Task :: Find the lines holding "JSON" and copy them.

Dataset records ::
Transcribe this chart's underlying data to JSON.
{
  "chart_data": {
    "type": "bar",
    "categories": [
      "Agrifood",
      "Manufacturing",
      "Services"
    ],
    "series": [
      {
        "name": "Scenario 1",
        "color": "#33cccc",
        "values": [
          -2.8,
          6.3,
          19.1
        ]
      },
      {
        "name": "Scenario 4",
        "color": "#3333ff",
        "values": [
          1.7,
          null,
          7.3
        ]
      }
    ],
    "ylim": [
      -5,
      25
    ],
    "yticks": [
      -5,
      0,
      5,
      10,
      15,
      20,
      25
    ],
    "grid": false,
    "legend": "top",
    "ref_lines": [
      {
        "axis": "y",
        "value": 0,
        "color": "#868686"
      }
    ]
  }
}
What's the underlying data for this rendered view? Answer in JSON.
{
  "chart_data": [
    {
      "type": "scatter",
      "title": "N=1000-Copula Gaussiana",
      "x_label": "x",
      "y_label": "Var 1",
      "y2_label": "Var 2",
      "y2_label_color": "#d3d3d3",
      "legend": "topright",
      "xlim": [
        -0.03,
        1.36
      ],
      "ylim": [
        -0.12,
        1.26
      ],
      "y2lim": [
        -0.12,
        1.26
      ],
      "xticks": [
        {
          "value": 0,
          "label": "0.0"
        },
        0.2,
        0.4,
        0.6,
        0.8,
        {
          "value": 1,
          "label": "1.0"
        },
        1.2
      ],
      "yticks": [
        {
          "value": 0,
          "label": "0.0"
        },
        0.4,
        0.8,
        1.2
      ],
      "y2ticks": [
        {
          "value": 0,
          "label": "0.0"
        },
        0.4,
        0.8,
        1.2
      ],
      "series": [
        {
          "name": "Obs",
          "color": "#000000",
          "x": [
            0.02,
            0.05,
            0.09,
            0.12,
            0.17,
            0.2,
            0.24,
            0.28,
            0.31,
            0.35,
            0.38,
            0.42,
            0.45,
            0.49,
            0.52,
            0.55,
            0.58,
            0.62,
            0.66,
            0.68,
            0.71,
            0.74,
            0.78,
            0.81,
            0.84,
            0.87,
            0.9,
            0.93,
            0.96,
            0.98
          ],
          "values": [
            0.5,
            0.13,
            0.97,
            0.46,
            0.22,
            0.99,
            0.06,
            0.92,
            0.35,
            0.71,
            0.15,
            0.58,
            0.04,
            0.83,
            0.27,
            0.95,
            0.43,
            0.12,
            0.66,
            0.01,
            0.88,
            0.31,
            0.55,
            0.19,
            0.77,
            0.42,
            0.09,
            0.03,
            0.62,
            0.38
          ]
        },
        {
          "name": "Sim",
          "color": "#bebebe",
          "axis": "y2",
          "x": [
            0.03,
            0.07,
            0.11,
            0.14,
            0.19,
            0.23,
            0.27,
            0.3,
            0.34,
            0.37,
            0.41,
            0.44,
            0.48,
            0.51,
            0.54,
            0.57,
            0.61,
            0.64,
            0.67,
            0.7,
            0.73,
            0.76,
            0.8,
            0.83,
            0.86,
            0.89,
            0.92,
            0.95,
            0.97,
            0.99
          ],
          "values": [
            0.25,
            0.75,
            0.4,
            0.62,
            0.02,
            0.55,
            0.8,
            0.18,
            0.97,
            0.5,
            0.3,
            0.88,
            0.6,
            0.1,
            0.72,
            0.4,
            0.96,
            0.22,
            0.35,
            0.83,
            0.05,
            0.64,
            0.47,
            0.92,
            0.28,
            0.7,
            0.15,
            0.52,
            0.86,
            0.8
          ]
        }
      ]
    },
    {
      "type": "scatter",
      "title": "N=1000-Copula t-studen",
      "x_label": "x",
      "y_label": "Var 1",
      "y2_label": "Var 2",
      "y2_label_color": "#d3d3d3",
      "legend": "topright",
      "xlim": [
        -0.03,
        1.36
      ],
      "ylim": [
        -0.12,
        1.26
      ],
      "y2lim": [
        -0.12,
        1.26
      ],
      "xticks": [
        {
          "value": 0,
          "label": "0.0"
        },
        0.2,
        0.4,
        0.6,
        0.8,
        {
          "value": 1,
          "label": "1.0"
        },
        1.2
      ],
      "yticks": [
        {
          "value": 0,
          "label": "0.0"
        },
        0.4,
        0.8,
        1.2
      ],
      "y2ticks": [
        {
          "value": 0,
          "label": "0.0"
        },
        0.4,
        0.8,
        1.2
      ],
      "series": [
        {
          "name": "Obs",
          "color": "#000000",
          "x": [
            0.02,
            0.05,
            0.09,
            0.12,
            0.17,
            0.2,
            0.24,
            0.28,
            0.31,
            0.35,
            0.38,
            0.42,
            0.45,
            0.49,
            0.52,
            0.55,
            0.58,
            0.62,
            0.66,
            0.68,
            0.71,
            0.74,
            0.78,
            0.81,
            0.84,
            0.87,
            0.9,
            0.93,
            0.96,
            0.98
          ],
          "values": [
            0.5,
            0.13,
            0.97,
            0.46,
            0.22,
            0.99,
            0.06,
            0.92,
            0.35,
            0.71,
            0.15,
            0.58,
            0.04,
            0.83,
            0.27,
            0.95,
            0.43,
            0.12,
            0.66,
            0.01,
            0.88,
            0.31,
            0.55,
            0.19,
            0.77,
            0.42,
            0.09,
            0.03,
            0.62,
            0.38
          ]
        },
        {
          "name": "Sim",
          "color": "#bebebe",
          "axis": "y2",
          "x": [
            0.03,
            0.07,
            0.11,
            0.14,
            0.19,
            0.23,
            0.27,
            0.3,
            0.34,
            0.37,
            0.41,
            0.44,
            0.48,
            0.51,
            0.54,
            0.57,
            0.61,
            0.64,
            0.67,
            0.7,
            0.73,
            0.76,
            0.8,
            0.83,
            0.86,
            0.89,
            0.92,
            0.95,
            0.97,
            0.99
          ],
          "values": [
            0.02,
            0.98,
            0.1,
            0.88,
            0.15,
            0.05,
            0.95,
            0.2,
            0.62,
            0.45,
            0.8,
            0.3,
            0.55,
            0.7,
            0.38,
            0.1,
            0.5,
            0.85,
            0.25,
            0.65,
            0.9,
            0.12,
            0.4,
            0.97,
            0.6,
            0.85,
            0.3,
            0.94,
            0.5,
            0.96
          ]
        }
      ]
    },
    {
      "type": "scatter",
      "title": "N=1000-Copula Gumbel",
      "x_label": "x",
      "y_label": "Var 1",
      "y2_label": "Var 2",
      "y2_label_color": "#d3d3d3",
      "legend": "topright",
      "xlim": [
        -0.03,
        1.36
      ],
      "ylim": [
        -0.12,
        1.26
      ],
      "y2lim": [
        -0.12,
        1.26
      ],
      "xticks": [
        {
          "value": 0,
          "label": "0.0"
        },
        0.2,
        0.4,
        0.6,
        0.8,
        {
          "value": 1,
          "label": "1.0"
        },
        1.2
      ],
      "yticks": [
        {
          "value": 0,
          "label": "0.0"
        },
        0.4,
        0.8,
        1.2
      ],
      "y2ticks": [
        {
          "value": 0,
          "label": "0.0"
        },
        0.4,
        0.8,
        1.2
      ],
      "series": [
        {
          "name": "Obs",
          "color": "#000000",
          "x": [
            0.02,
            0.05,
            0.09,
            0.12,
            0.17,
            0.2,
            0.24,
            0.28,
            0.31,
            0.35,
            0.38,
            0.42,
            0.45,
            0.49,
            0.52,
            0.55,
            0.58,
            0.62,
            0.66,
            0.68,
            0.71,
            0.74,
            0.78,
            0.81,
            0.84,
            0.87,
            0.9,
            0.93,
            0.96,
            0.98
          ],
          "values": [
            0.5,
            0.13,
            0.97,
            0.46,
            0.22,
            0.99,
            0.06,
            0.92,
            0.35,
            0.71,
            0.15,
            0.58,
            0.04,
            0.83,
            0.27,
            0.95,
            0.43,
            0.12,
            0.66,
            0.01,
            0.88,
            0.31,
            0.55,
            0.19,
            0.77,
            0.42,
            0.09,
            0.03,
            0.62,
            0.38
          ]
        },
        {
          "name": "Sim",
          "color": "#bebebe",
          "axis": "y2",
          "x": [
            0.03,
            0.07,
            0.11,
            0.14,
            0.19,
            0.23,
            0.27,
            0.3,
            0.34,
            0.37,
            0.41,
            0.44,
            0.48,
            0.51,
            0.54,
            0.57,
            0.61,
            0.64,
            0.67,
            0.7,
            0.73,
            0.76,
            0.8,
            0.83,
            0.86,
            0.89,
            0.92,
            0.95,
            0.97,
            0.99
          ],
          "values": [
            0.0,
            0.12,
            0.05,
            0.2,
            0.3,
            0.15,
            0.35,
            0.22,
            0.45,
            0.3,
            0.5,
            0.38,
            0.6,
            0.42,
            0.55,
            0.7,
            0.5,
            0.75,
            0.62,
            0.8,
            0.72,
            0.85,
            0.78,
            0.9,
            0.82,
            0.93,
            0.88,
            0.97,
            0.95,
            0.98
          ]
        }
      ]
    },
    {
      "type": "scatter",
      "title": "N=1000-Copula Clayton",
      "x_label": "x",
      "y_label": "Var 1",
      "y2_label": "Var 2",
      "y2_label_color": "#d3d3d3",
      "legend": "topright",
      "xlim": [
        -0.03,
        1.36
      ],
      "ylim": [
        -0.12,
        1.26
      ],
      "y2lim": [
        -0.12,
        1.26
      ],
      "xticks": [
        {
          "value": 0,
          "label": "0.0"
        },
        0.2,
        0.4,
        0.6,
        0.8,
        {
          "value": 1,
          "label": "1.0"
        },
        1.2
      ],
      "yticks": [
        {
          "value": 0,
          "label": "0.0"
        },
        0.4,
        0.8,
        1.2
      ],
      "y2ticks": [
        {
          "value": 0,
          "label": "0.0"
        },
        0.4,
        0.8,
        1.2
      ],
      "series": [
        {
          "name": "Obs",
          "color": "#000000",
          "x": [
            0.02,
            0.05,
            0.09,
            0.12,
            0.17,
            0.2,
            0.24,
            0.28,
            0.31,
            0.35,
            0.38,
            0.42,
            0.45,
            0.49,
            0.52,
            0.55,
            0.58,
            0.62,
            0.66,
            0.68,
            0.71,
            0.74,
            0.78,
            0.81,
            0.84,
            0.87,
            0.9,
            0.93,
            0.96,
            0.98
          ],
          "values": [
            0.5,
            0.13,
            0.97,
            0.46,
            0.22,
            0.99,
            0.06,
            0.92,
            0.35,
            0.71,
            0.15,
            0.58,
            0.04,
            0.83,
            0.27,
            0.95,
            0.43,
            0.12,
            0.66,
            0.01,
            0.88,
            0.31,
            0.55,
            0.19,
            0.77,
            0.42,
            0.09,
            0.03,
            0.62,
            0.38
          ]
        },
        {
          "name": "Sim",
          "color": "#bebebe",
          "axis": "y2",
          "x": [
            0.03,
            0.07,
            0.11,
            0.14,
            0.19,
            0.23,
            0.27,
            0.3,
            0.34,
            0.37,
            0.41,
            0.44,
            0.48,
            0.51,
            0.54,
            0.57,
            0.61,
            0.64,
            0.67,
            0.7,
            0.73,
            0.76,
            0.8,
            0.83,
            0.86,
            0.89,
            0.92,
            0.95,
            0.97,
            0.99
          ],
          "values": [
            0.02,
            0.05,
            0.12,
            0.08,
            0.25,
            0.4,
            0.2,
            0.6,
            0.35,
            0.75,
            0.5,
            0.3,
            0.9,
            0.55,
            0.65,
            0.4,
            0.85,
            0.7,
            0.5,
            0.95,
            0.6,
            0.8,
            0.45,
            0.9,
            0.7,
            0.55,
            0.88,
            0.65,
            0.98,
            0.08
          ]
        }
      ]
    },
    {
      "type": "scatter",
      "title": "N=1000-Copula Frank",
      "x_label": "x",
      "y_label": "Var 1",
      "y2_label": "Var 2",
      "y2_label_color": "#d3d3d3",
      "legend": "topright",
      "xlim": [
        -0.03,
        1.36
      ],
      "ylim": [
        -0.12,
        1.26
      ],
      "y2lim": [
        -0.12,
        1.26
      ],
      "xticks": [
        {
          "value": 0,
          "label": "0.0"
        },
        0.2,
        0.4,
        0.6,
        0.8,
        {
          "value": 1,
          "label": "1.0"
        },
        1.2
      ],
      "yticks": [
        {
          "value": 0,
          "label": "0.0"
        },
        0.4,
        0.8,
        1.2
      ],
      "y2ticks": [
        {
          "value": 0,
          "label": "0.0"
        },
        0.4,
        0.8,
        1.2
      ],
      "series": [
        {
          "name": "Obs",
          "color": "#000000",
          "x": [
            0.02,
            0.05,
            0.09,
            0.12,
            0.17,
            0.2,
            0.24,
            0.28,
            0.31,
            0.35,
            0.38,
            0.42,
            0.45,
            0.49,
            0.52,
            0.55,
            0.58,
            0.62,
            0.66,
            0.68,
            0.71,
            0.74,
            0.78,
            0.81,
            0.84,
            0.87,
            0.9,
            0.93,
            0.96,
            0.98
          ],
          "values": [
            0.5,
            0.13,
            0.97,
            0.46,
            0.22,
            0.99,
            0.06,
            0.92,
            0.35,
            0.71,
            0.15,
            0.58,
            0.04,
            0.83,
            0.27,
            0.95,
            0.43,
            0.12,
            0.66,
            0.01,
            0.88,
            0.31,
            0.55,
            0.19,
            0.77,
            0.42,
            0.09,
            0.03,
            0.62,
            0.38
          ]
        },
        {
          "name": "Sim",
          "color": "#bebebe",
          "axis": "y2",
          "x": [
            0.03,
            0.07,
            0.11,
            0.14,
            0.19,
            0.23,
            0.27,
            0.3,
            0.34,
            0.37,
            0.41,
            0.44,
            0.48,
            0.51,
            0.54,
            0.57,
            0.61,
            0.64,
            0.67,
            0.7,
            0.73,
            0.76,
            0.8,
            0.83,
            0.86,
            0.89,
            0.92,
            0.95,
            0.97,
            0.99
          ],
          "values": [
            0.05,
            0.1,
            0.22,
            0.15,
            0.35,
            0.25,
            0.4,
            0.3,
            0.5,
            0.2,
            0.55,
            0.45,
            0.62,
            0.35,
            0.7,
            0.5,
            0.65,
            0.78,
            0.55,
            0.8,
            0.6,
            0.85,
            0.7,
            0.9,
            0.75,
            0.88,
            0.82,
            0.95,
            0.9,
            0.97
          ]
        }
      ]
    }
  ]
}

The response ::
Transcribe this chart's underlying data to JSON.
What's the underlying data for this rendered view? Answer in JSON.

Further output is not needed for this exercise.